• **Stated exercise**: Every record that follows should be printed verbatim.
# # # #
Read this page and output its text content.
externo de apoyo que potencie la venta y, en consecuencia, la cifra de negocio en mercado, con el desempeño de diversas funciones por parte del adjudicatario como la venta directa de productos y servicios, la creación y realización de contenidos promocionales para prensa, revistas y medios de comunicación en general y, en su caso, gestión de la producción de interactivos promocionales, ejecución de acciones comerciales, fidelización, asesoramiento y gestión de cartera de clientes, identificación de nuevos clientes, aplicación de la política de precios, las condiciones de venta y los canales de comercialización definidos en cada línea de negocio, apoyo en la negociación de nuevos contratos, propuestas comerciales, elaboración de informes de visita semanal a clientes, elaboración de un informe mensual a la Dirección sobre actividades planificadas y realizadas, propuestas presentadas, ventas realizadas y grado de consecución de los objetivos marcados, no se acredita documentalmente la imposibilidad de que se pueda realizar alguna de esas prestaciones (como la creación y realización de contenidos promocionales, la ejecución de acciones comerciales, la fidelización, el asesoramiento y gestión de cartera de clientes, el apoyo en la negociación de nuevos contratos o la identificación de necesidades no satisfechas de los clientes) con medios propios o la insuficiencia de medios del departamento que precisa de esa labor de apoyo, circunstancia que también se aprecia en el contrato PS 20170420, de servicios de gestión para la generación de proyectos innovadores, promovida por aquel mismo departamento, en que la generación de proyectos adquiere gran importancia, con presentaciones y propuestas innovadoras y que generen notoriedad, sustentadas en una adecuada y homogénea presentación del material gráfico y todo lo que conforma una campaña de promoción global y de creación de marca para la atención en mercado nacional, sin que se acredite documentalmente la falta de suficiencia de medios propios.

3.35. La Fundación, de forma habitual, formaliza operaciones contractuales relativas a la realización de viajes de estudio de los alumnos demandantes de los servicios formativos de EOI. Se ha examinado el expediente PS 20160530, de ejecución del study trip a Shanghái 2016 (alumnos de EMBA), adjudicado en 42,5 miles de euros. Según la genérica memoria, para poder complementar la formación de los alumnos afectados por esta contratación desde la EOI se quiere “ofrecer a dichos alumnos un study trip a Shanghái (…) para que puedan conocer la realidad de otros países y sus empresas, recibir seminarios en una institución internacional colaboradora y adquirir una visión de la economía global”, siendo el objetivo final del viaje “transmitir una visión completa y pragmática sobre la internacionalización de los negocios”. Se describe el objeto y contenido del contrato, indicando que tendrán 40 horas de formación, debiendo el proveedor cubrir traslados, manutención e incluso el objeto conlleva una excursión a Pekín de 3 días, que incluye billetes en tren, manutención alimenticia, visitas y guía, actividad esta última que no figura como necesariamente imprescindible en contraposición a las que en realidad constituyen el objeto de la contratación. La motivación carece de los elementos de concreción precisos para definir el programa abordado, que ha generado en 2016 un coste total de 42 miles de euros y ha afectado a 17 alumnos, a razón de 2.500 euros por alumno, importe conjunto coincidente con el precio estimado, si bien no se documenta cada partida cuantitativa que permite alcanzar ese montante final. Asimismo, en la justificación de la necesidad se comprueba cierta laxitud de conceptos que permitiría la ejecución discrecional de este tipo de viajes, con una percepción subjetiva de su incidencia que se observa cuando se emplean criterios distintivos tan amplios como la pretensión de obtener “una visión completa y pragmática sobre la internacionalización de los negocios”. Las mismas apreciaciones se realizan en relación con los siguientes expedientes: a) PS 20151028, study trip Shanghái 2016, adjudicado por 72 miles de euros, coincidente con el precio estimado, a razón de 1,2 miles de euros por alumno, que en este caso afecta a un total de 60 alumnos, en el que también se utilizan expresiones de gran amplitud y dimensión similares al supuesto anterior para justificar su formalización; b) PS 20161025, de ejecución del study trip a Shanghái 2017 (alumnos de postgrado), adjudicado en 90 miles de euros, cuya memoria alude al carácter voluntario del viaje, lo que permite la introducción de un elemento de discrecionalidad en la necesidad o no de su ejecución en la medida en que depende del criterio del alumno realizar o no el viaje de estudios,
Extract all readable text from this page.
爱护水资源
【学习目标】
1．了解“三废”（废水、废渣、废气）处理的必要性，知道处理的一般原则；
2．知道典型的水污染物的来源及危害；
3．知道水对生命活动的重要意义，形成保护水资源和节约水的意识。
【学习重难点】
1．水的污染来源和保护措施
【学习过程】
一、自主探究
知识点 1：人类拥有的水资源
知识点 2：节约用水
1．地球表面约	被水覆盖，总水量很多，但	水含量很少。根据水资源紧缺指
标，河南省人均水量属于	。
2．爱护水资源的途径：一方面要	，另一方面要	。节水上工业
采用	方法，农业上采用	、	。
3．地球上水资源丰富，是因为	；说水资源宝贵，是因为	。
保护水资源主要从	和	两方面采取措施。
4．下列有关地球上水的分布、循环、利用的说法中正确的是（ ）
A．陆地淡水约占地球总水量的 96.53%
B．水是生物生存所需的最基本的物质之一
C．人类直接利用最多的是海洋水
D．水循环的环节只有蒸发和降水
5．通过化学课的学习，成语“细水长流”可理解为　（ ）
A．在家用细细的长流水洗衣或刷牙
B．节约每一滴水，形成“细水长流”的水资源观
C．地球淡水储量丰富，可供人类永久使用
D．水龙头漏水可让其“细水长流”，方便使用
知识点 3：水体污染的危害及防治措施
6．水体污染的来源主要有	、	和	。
# # # #
• **Completed exercise**:
Read this page and output its text content.
externo de apoyo que potencie la venta y, en consecuencia, la cifra de negocio en mercado, con el desempeño de diversas funciones por parte del adjudicatario como la venta directa de productos y servicios, la creación y realización de contenidos promocionales para prensa, revistas y medios de comunicación en general y, en su caso, gestión de la producción de interactivos promocionales, ejecución de acciones comerciales, fidelización, asesoramiento y gestión de cartera de clientes, identificación de nuevos clientes, aplicación de la política de precios, las condiciones de venta y los canales de comercialización definidos en cada línea de negocio, apoyo en la negociación de nuevos contratos, propuestas comerciales, elaboración de informes de visita semanal a clientes, elaboración de un informe mensual a la Dirección sobre actividades planificadas y realizadas, propuestas presentadas, ventas realizadas y grado de consecución de los objetivos marcados, no se acredita documentalmente la imposibilidad de que se pueda realizar alguna de esas prestaciones (como la creación y realización de contenidos promocionales, la ejecución de acciones comerciales, la fidelización, el asesoramiento y gestión de cartera de clientes, el apoyo en la negociación de nuevos contratos o la identificación de necesidades no satisfechas de los clientes) con medios propios o la insuficiencia de medios del departamento que precisa de esa labor de apoyo, circunstancia que también se aprecia en el contrato PS 20170420, de servicios de gestión para la generación de proyectos innovadores, promovida por aquel mismo departamento, en que la generación de proyectos adquiere gran importancia, con presentaciones y propuestas innovadoras y que generen notoriedad, sustentadas en una adecuada y homogénea presentación del material gráfico y todo lo que conforma una campaña de promoción global y de creación de marca para la atención en mercado nacional, sin que se acredite documentalmente la falta de suficiencia de medios propios.

3.35. La Fundación, de forma habitual, formaliza operaciones contractuales relativas a la realización de viajes de estudio de los alumnos demandantes de los servicios formativos de EOI. Se ha examinado el expediente PS 20160530, de ejecución del study trip a Shanghái 2016 (alumnos de EMBA), adjudicado en 42,5 miles de euros. Según la genérica memoria, para poder complementar la formación de los alumnos afectados por esta contratación desde la EOI se quiere “ofrecer a dichos alumnos un study trip a Shanghái (…) para que puedan conocer la realidad de otros países y sus empresas, recibir seminarios en una institución internacional colaboradora y adquirir una visión de la economía global”, siendo el objetivo final del viaje “transmitir una visión completa y pragmática sobre la internacionalización de los negocios”. Se describe el objeto y contenido del contrato, indicando que tendrán 40 horas de formación, debiendo el proveedor cubrir traslados, manutención e incluso el objeto conlleva una excursión a Pekín de 3 días, que incluye billetes en tren, manutención alimenticia, visitas y guía, actividad esta última que no figura como necesariamente imprescindible en contraposición a las que en realidad constituyen el objeto de la contratación. La motivación carece de los elementos de concreción precisos para definir el programa abordado, que ha generado en 2016 un coste total de 42 miles de euros y ha afectado a 17 alumnos, a razón de 2.500 euros por alumno, importe conjunto coincidente con el precio estimado, si bien no se documenta cada partida cuantitativa que permite alcanzar ese montante final. Asimismo, en la justificación de la necesidad se comprueba cierta laxitud de conceptos que permitiría la ejecución discrecional de este tipo de viajes, con una percepción subjetiva de su incidencia que se observa cuando se emplean criterios distintivos tan amplios como la pretensión de obtener “una visión completa y pragmática sobre la internacionalización de los negocios”. Las mismas apreciaciones se realizan en relación con los siguientes expedientes: a) PS 20151028, study trip Shanghái 2016, adjudicado por 72 miles de euros, coincidente con el precio estimado, a razón de 1,2 miles de euros por alumno, que en este caso afecta a un total de 60 alumnos, en el que también se utilizan expresiones de gran amplitud y dimensión similares al supuesto anterior para justificar su formalización; b) PS 20161025, de ejecución del study trip a Shanghái 2017 (alumnos de postgrado), adjudicado en 90 miles de euros, cuya memoria alude al carácter voluntario del viaje, lo que permite la introducción de un elemento de discrecionalidad en la necesidad o no de su ejecución en la medida en que depende del criterio del alumno realizar o no el viaje de estudios,
Extract all readable text from this page.
爱护水资源
【学习目标】
1．了解“三废”（废水、废渣、废气）处理的必要性，知道处理的一般原则；
2．知道典型的水污染物的来源及危害；
3．知道水对生命活动的重要意义，形成保护水资源和节约水的意识。
【学习重难点】
1．水的污染来源和保护措施
【学习过程】
一、自主探究
知识点 1：人类拥有的水资源
知识点 2：节约用水
1．地球表面约	被水覆盖，总水量很多，但	水含量很少。根据水资源紧缺指
标，河南省人均水量属于	。
2．爱护水资源的途径：一方面要	，另一方面要	。节水上工业
采用	方法，农业上采用	、	。
3．地球上水资源丰富，是因为	；说水资源宝贵，是因为	。
保护水资源主要从	和	两方面采取措施。
4．下列有关地球上水的分布、循环、利用的说法中正确的是（ ）
A．陆地淡水约占地球总水量的 96.53%
B．水是生物生存所需的最基本的物质之一
C．人类直接利用最多的是海洋水
D．水循环的环节只有蒸发和降水
5．通过化学课的学习，成语“细水长流”可理解为　（ ）
A．在家用细细的长流水洗衣或刷牙
B．节约每一滴水，形成“细水长流”的水资源观
C．地球淡水储量丰富，可供人类永久使用
D．水龙头漏水可让其“细水长流”，方便使用
知识点 3：水体污染的危害及防治措施
6．水体污染的来源主要有	、	和	。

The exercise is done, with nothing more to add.